GIVEN INSTRUCTION
Transcribe the whole listing without a single picture.

--- BEGIN EXCERPTED RECORDS ---

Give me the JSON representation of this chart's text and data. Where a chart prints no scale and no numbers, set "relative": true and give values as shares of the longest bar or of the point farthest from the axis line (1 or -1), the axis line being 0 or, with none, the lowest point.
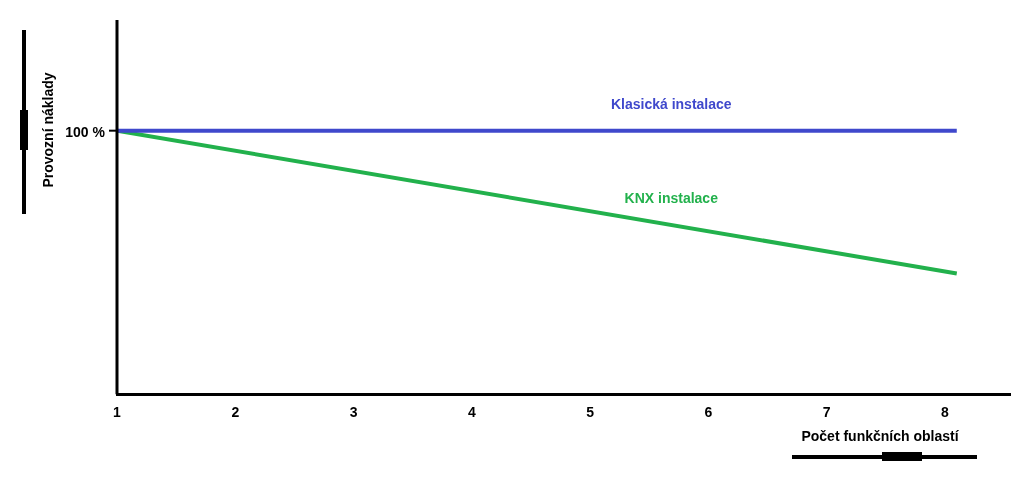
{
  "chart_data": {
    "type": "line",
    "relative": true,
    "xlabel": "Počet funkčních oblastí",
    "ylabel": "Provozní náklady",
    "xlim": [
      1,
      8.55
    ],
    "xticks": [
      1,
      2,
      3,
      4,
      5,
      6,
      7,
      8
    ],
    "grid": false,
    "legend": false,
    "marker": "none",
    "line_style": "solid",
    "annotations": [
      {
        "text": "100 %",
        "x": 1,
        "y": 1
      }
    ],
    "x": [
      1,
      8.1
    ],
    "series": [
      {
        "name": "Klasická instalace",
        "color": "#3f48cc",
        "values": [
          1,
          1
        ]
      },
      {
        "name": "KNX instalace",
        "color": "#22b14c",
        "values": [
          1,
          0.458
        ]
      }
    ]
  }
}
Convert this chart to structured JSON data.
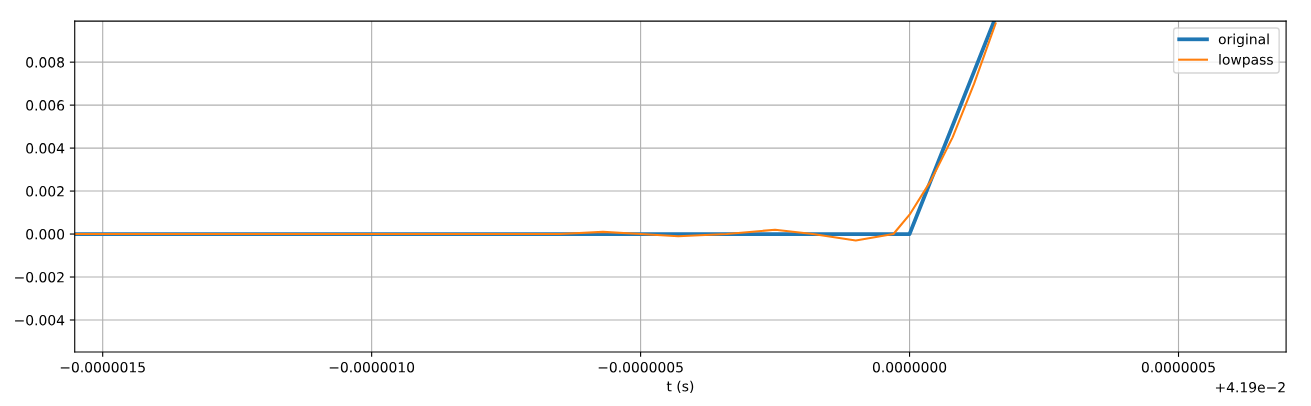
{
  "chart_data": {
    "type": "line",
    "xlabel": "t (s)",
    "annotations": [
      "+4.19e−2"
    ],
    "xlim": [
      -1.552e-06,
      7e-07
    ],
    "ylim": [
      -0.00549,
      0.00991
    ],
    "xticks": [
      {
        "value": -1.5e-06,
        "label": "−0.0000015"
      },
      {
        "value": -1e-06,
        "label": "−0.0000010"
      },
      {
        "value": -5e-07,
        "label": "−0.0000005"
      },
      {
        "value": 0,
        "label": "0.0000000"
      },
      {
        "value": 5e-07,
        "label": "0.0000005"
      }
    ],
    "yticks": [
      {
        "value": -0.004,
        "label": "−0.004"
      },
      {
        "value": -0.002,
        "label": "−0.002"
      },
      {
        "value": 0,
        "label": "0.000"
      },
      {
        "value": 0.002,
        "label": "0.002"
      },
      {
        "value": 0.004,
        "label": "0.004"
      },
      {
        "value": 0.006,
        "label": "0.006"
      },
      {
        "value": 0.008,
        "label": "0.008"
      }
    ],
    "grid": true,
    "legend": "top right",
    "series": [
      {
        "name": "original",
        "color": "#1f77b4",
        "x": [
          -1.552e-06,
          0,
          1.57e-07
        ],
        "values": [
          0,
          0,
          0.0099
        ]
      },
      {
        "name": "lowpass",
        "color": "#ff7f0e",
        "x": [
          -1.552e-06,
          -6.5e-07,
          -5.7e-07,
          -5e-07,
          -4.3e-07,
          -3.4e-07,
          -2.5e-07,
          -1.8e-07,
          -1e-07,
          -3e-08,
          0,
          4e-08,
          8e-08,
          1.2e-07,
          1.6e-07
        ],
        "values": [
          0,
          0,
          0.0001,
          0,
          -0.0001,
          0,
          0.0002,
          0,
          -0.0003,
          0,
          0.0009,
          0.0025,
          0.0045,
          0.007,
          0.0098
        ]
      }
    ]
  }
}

--- END EXCERPTED RECORDS ---

EXERCISE OUTPUT
Give me the JSON representation of this chart's text and data. Where a chart prints no scale and no numbers, set "relative": true and give values as shares of the longest bar or of the point farthest from the axis line (1 or -1), the axis line being 0 or, with none, the lowest point.
{
  "chart_data": {
    "type": "line",
    "relative": true,
    "xlabel": "Počet funkčních oblastí",
    "ylabel": "Provozní náklady",
    "xlim": [
      1,
      8.55
    ],
    "xticks": [
      1,
      2,
      3,
      4,
      5,
      6,
      7,
      8
    ],
    "grid": false,
    "legend": false,
    "marker": "none",
    "line_style": "solid",
    "annotations": [
      {
        "text": "100 %",
        "x": 1,
        "y": 1
      }
    ],
    "x": [
      1,
      8.1
    ],
    "series": [
      {
        "name": "Klasická instalace",
        "color": "#3f48cc",
        "values": [
          1,
          1
        ]
      },
      {
        "name": "KNX instalace",
        "color": "#22b14c",
        "values": [
          1,
          0.458
        ]
      }
    ]
  }
}
Convert this chart to structured JSON data.
{
  "chart_data": {
    "type": "line",
    "xlabel": "t (s)",
    "annotations": [
      "+4.19e−2"
    ],
    "xlim": [
      -1.552e-06,
      7e-07
    ],
    "ylim": [
      -0.00549,
      0.00991
    ],
    "xticks": [
      {
        "value": -1.5e-06,
        "label": "−0.0000015"
      },
      {
        "value": -1e-06,
        "label": "−0.0000010"
      },
      {
        "value": -5e-07,
        "label": "−0.0000005"
      },
      {
        "value": 0,
        "label": "0.0000000"
      },
      {
        "value": 5e-07,
        "label": "0.0000005"
      }
    ],
    "yticks": [
      {
        "value": -0.004,
        "label": "−0.004"
      },
      {
        "value": -0.002,
        "label": "−0.002"
      },
      {
        "value": 0,
        "label": "0.000"
      },
      {
        "value": 0.002,
        "label": "0.002"
      },
      {
        "value": 0.004,
        "label": "0.004"
      },
      {
        "value": 0.006,
        "label": "0.006"
      },
      {
        "value": 0.008,
        "label": "0.008"
      }
    ],
    "grid": true,
    "legend": "top right",
    "series": [
      {
        "name": "original",
        "color": "#1f77b4",
        "x": [
          -1.552e-06,
          0,
          1.57e-07
        ],
        "values": [
          0,
          0,
          0.0099
        ]
      },
      {
        "name": "lowpass",
        "color": "#ff7f0e",
        "x": [
          -1.552e-06,
          -6.5e-07,
          -5.7e-07,
          -5e-07,
          -4.3e-07,
          -3.4e-07,
          -2.5e-07,
          -1.8e-07,
          -1e-07,
          -3e-08,
          0,
          4e-08,
          8e-08,
          1.2e-07,
          1.6e-07
        ],
        "values": [
          0,
          0,
          0.0001,
          0,
          -0.0001,
          0,
          0.0002,
          0,
          -0.0003,
          0,
          0.0009,
          0.0025,
          0.0045,
          0.007,
          0.0098
        ]
      }
    ]
  }
}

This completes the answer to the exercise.